• _Material provided_
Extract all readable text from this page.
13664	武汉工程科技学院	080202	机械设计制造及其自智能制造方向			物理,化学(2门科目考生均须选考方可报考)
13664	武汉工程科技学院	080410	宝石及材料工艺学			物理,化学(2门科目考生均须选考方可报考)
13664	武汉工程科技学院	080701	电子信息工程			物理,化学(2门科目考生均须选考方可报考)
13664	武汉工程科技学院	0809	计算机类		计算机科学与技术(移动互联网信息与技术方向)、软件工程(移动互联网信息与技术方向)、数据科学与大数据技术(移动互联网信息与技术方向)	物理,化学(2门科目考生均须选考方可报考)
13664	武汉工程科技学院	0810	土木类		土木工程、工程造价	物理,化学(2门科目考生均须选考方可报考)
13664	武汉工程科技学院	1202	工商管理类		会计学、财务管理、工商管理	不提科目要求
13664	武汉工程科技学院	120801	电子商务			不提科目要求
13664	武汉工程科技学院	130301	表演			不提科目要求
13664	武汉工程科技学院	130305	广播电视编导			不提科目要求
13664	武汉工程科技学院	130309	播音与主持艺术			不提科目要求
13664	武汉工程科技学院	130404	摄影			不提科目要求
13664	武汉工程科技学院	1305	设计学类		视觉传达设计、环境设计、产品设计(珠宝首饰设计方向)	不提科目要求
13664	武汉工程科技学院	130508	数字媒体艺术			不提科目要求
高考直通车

• _Your instructions_
Which lines hold the word "不提科目要求"? Copy each of them from the records.

• _Exercise result_
13664	武汉工程科技学院	1202	工商管理类		会计学、财务管理、工商管理	不提科目要求
13664	武汉工程科技学院	120801	电子商务			不提科目要求
13664	武汉工程科技学院	130301	表演			不提科目要求
13664	武汉工程科技学院	130305	广播电视编导			不提科目要求
13664	武汉工程科技学院	130309	播音与主持艺术			不提科目要求
13664	武汉工程科技学院	130404	摄影			不提科目要求
13664	武汉工程科技学院	1305	设计学类		视觉传达设计、环境设计、产品设计(珠宝首饰设计方向)	不提科目要求
13664	武汉工程科技学院	130508	数字媒体艺术			不提科目要求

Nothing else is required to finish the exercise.